* Problem description *
Reproduce the full listing below unchanged, apart from the pictures.

>> START Supplied information

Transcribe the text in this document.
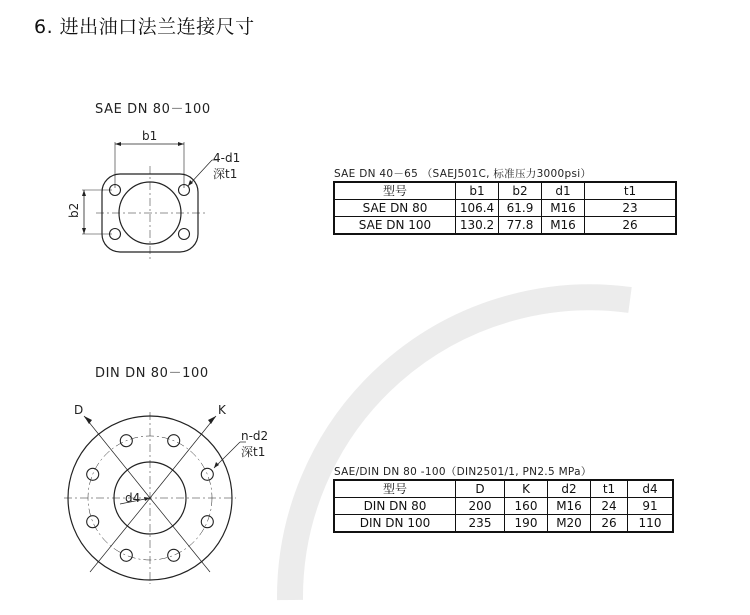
6. 进出油口法兰连接尺寸
SAE DN 80－100
b1
b2
4-d1
深t1	SAE DN 40－65 （SAEJ501C, 标准压力3000psi）
型号	b1	b2	d1	t1
SAE DN 80	106.4	61.9	M16	23
SAE DN 100	130.2	77.8	M16	26
DIN DN 80－100
D	K
d4
n-d2
深t1
SAE/DIN DN 80 -100（DIN2501/1, PN2.5 MPa）
型号	D	K	d2	t1	d4
DIN DN 80	200	160	M16	24	91
DIN DN 100	235	190	M20	26	110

>> END Supplied information

* Output below *
Transcribe the text in this document.
6. 进出油口法兰连接尺寸
SAE DN 80－100
b1
b2
4-d1
深t1	SAE DN 40－65 （SAEJ501C, 标准压力3000psi）
型号	b1	b2	d1	t1
SAE DN 80	106.4	61.9	M16	23
SAE DN 100	130.2	77.8	M16	26
DIN DN 80－100
D	K
d4
n-d2
深t1
SAE/DIN DN 80 -100（DIN2501/1, PN2.5 MPa）
型号	D	K	d2	t1	d4
DIN DN 80	200	160	M16	24	91
DIN DN 100	235	190	M20	26	110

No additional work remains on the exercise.